- _TASKS TO PERFORM_
a: According to the text on the video analyzer's deployment composition, how many FFmpeg processes does the analyzer run concurrently at most?
b: Continue the text on the video analyzer's deployment composition from its last sentence.

- _TEXT BLOCK_
** START **

Deployment composition

The VideoAnalyzer ingress deployment orchestrates the encoder and decoder. It uses FastAPI integration with @serve.ingress for HTTP endpoints.

Design choices

Why num_cpus=6? The analyzer runs FFmpeg for frame extraction. Each FFmpeg process uses FFMPEG_THREADS=2, and we run up to NUM_WORKERS=3 concurrent processes. So 2 × 3 = 6 CPUs ensures FFmpeg doesn’t contend for CPU during parallel chunk extraction.

Why max_ongoing_requests=4? The encoder has max_ongoing_requests=2. We want the analyzer to stay ahead: while 2 videos are encoding, we download and chunk 2 more videos so they’re ready when encoder slots free up. This keeps the GPU pipeline saturated without excessive memory from queued requests.

Why cache the S3 client? Creating a new aioboto3 client per request adds overhead (connection setup, credential resolution). Caching the client in __init__ and reusing it across requests amortizes this cost. The client is thread-safe and handles connection pooling internally.

Why encode in parallel but decode serially? Encoding is stateless—each chunk’s frames go through SigLIP independently, so we fire all chunks concurrently with asyncio.gather. Decoding requires temporal ordering—the EMA for scene detection must process chunks in order (chunk 0’s EMA state feeds into chunk 1). The VideoAnalyzer calls the decoder serially, passing EMA state from each response to the next request. This explicit state passing ensures correct scene detection even when multiple decoder replicas exist under autoscaling.

** END **

- _GIVEN RECORDS_
** START **

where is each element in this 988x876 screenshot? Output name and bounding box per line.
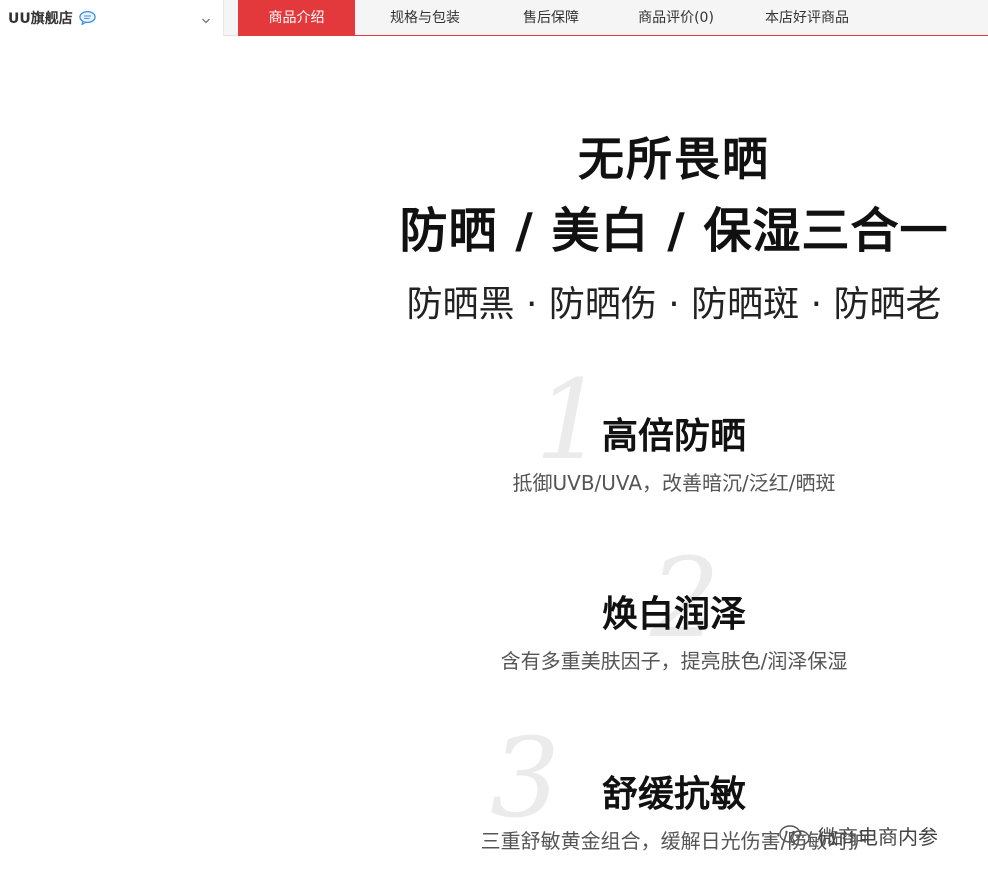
feature-block: 1 高倍防晒 抵御UVB/UVA，改善暗沉/泛红/晒斑 <box>360 365 988 496</box>
hero-subtitle: 防晒 / 美白 / 保湿三合一 <box>399 203 949 259</box>
chevron-down-icon[interactable] <box>201 11 211 24</box>
store-name[interactable]: UU旗舰店 <box>8 8 73 28</box>
chat-bubble-icon[interactable] <box>79 10 96 26</box>
product-description: 无所畏晒 防晒 / 美白 / 保湿三合一 防晒黑 · 防晒伤 · 防晒斑 · 防… <box>0 37 988 876</box>
watermark-text: 微商电商内参 <box>818 825 938 849</box>
store-selector[interactable]: UU旗舰店 <box>0 0 224 36</box>
hero-tagline: 防晒黑 · 防晒伤 · 防晒斑 · 防晒老 <box>406 284 942 325</box>
feature-desc: 含有多重美肤因子，提亮肤色/润泽保湿 <box>500 649 848 673</box>
tab-after-sales[interactable]: 售后保障 <box>495 0 607 36</box>
tab-product-intro[interactable]: 商品介绍 <box>238 0 355 36</box>
feature-title: 舒缓抗敏 <box>601 773 746 815</box>
wechat-icon <box>778 824 812 848</box>
tab-top-rated-products[interactable]: 本店好评商品 <box>745 0 869 36</box>
tab-underline <box>238 35 988 36</box>
feature-block: 2 焕白润泽 含有多重美肤因子，提亮肤色/润泽保湿 <box>360 543 988 674</box>
tab-reviews[interactable]: 商品评价(0) <box>607 0 745 36</box>
tab-specs-packaging[interactable]: 规格与包装 <box>355 0 495 36</box>
detail-tabs: 商品介绍 规格与包装 售后保障 商品评价(0) 本店好评商品 <box>238 0 869 36</box>
feature-title: 高倍防晒 <box>601 415 746 457</box>
feature-desc: 抵御UVB/UVA，改善暗沉/泛红/晒斑 <box>512 471 836 495</box>
product-tab-bar: UU旗舰店 商品介绍 规格与包装 售后保障 商品评价(0) 本店好评商品 <box>0 0 988 36</box>
feature-title: 焕白润泽 <box>601 593 746 635</box>
watermark: 微商电商内参 <box>778 821 938 850</box>
hero-title: 无所畏晒 <box>578 132 770 186</box>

** END **

- _EXPECTED RESPONSES_
a: Up to three (NUM_WORKERS=3).

b:
from app import VideoAnalyzer

print(inspect.getsource(VideoAnalyzer.func_or_class))

@serve.deployment(
    # setting this to twice that of the encoder. So that requests can complete the
    # upfront CPU work and be queued for GPU processing.
    num_replicas="auto",
    ray_actor_options={"num_cpus": FFMPEG_THREADS},
    max_ongoing_requests=4,
    autoscaling_config={
        "min_replicas": 2,
        "max_replicas": 20,
        "target_num_ongoing_requests": 2,
    },
)
@serve.ingress(fastapi_app)
class VideoAnalyzer:
    """
    Main ingress deployment that orchestrates VideoEncoder and MultiDecoder.
    
    Encoder refs are passed directly to decoder; Ray Serve resolves dependencies.
    Downloads video from S3 to temp file for fast local processing.
    """
    
    def __init__(self, encoder: VideoEncoder, decoder: MultiDecoder):
        self.encoder = encoder
        self.decoder = decoder
        self._s3_session = aioboto3.Session()
        self._s3_client = None  # Cached client for reuse across requests
        logger.info("VideoAnalyzer ready")
    
    async def _get_s3_client(self):
        """Get or create a reusable S3 client."""
        if self._s3_client is None:
            self._s3_client = await self._s3_session.client("s3").__aenter__()
        return self._s3_client
    
    async def _download_video(self, s3_uri: str) -> Path:
        """Download video from S3 to temp file. Returns local path."""
        bucket, key = parse_s3_uri(s3_uri)
        
        # Create temp file with video extension
        suffix = Path(key).suffix or ".mp4"
        temp_file = tempfile.NamedTemporaryFile(suffix=suffix, delete=False)
        temp_path = Path(temp_file.name)
        temp_file.close()
        
        s3 = await self._get_s3_client()
        await s3.download_file(bucket, key, str(temp_path))
        
        return temp_path

    def _aggregate_results(
        self,
        chunk_results: list[dict],
        top_k_tags: int = 5,
    ) -> dict:
        """
        Aggregate results from multiple chunks.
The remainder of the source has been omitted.